Problem to solve:
Scan the data below. Pull out each line where "dann" occurs.

[Data entries]
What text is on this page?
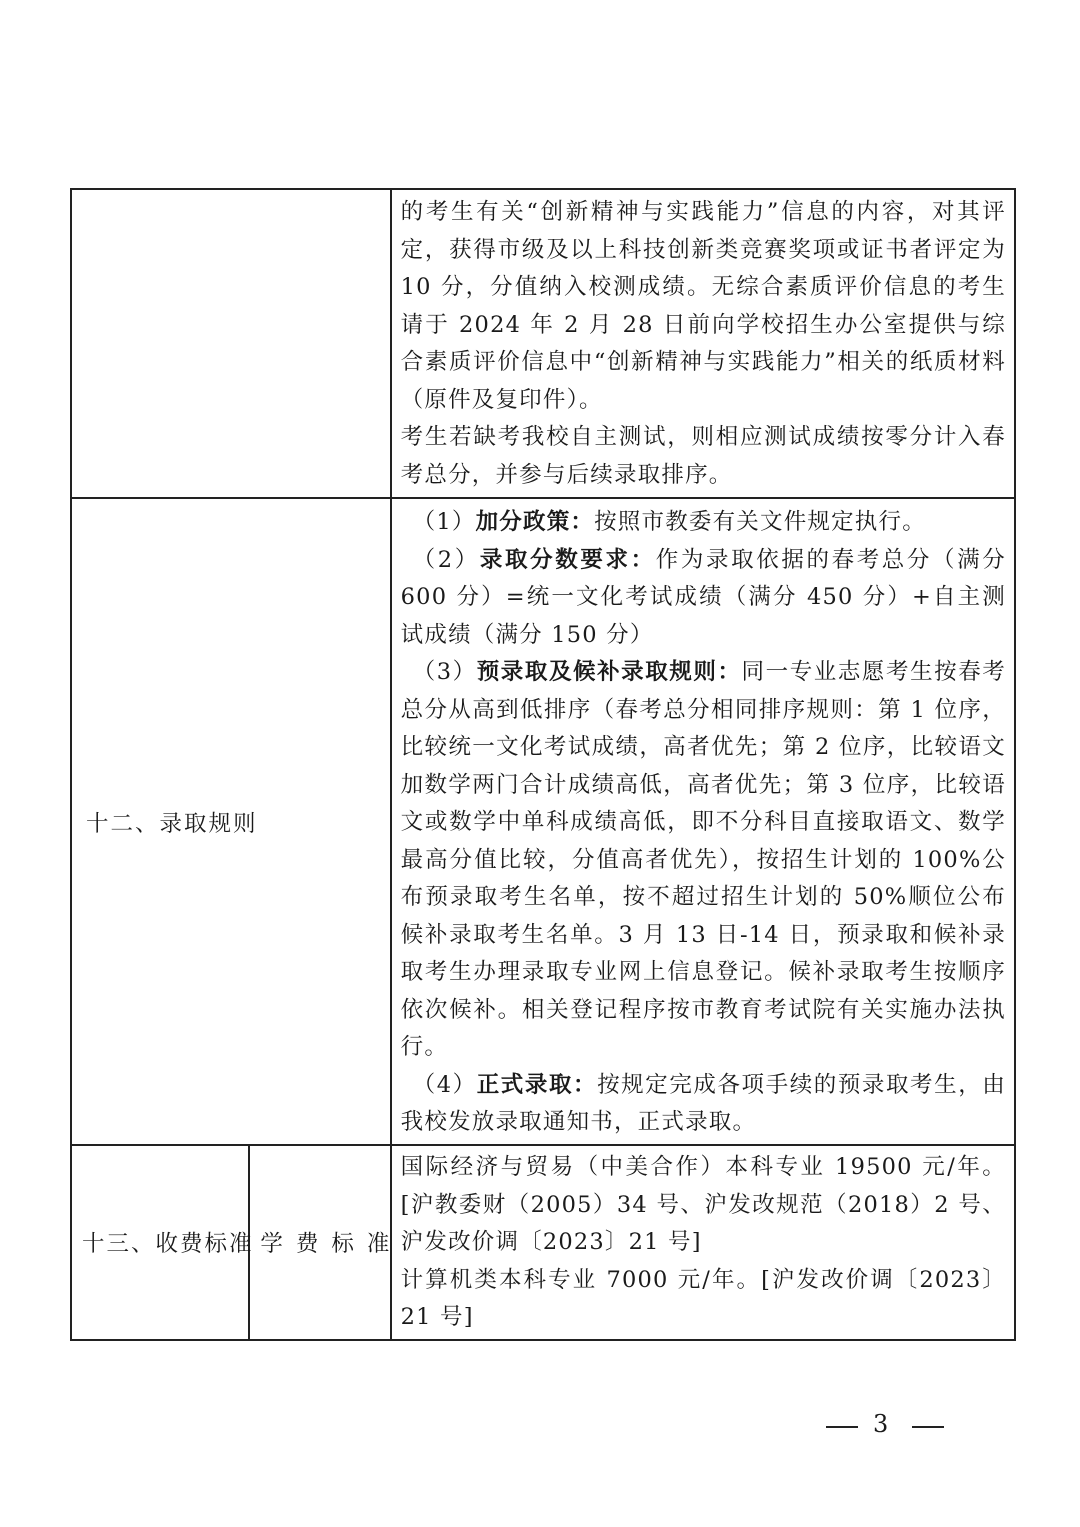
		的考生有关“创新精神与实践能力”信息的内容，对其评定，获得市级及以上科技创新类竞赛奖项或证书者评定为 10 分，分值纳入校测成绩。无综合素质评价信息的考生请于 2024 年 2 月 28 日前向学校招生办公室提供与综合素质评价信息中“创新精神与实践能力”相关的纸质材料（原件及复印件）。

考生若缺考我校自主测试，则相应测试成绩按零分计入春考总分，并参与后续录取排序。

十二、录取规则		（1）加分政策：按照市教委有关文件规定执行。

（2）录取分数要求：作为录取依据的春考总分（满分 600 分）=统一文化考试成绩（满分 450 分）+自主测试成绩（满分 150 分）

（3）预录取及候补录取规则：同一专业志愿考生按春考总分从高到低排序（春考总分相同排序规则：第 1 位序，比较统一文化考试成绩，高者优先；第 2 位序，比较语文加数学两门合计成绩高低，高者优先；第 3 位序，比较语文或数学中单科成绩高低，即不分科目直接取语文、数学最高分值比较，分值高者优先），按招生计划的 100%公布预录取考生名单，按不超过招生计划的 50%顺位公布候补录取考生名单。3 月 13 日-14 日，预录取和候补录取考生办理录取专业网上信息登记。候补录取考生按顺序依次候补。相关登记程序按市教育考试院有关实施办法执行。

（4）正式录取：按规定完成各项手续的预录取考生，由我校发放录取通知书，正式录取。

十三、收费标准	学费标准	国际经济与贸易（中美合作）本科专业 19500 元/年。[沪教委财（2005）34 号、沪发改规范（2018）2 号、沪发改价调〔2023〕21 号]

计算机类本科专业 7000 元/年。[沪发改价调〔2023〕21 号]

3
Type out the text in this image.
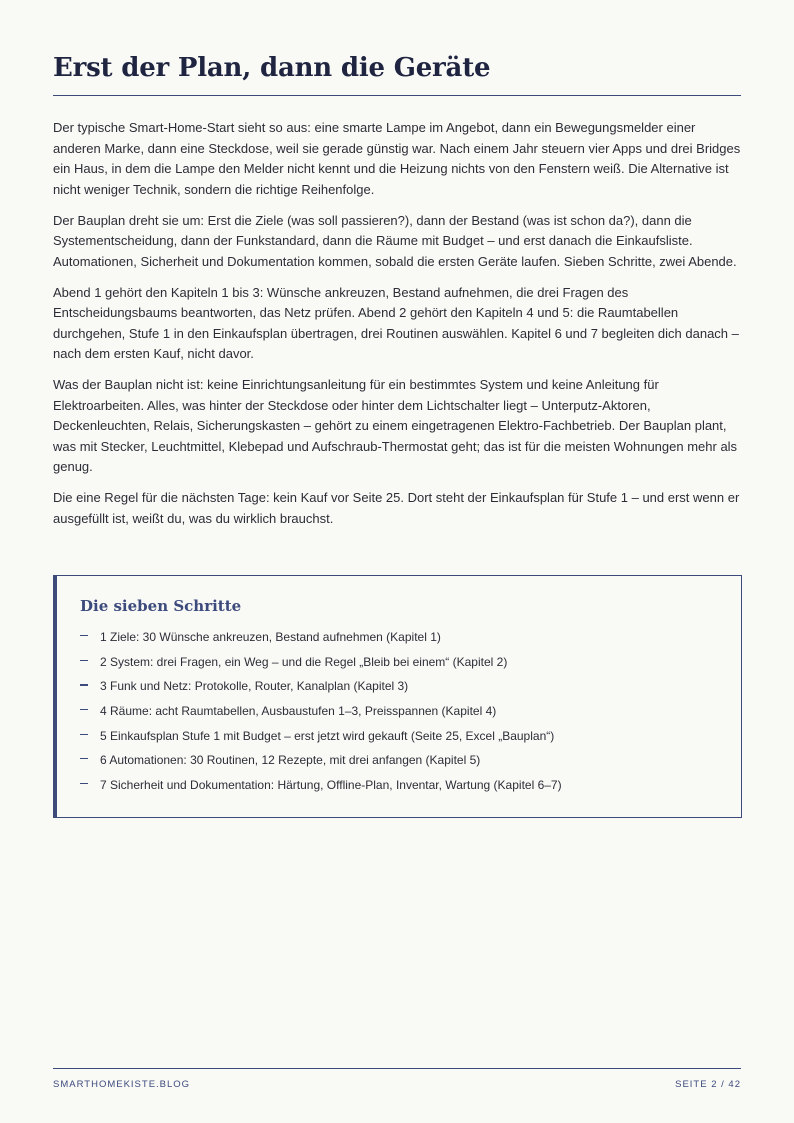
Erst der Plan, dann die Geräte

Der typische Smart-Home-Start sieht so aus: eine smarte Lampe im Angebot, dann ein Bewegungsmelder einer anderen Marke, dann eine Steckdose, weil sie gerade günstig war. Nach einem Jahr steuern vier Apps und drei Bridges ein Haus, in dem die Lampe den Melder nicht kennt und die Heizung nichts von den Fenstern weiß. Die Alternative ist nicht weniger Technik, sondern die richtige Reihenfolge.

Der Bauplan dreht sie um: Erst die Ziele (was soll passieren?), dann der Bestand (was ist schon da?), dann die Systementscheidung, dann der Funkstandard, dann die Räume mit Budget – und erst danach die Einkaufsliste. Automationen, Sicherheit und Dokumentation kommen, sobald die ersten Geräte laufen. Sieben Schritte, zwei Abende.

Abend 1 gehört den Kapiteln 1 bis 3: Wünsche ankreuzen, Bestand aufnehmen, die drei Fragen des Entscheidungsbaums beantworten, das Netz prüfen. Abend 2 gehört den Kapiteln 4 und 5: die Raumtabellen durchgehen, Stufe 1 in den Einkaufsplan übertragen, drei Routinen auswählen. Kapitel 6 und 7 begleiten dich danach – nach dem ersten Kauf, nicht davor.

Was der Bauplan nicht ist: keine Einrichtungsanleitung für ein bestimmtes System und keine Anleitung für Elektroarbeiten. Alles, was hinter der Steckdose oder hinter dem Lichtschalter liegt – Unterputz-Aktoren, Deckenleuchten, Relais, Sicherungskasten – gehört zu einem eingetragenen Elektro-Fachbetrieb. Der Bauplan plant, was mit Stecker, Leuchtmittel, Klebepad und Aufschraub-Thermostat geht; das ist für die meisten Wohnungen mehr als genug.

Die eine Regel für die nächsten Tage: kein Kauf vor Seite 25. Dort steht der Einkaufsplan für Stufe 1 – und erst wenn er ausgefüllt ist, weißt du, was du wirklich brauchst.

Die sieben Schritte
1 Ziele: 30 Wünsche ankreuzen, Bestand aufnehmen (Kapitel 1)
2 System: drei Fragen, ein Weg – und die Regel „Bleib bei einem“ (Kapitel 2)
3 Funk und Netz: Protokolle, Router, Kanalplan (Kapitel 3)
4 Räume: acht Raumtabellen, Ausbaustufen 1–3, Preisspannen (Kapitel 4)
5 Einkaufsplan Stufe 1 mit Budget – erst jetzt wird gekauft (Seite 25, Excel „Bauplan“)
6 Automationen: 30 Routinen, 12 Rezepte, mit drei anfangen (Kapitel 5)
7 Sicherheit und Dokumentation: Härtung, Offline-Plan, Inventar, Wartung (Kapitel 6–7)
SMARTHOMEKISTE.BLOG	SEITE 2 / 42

Output of the task:
Erst der Plan, dann die Geräte
Der typische Smart-Home-Start sieht so aus: eine smarte Lampe im Angebot, dann ein Bewegungsmelder einer anderen Marke, dann eine Steckdose, weil sie gerade günstig war. Nach einem Jahr steuern vier Apps und drei Bridges ein Haus, in dem die Lampe den Melder nicht kennt und die Heizung nichts von den Fenstern weiß. Die Alternative ist nicht weniger Technik, sondern die richtige Reihenfolge.
Der Bauplan dreht sie um: Erst die Ziele (was soll passieren?), dann der Bestand (was ist schon da?), dann die Systementscheidung, dann der Funkstandard, dann die Räume mit Budget – und erst danach die Einkaufsliste. Automationen, Sicherheit und Dokumentation kommen, sobald die ersten Geräte laufen. Sieben Schritte, zwei Abende.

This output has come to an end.